§ DATA RECORDS:
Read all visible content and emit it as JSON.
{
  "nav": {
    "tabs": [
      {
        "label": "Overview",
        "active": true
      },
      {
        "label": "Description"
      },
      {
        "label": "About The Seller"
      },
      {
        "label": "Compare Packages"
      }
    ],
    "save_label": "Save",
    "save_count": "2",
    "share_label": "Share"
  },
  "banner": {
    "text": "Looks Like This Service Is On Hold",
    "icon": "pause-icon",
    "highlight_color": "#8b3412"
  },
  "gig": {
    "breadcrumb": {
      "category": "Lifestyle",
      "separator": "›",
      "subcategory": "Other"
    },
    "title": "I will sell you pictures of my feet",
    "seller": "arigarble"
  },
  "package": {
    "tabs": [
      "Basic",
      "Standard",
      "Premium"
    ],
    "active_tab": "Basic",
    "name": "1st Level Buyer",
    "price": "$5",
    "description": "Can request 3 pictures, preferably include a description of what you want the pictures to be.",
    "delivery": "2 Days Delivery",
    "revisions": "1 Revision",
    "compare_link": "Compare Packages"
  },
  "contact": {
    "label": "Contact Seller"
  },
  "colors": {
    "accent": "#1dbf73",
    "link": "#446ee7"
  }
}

§ SHORT EXERCISE: Repeat all the entries exactly as given.

§ WRITTEN ANSWER:
Read all visible content and emit it as JSON.
{
  "nav": {
    "tabs": [
      {
        "label": "Overview",
        "active": true
      },
      {
        "label": "Description"
      },
      {
        "label": "About The Seller"
      },
      {
        "label": "Compare Packages"
      }
    ],
    "save_label": "Save",
    "save_count": "2",
    "share_label": "Share"
  },
  "banner": {
    "text": "Looks Like This Service Is On Hold",
    "icon": "pause-icon",
    "highlight_color": "#8b3412"
  },
  "gig": {
    "breadcrumb": {
      "category": "Lifestyle",
      "separator": "›",
      "subcategory": "Other"
    },
    "title": "I will sell you pictures of my feet",
    "seller": "arigarble"
  },
  "package": {
    "tabs": [
      "Basic",
      "Standard",
      "Premium"
    ],
    "active_tab": "Basic",
    "name": "1st Level Buyer",
    "price": "$5",
    "description": "Can request 3 pictures, preferably include a description of what you want the pictures to be.",
    "delivery": "2 Days Delivery",
    "revisions": "1 Revision",
    "compare_link": "Compare Packages"
  },
  "contact": {
    "label": "Contact Seller"
  },
  "colors": {
    "accent": "#1dbf73",
    "link": "#446ee7"
  }
}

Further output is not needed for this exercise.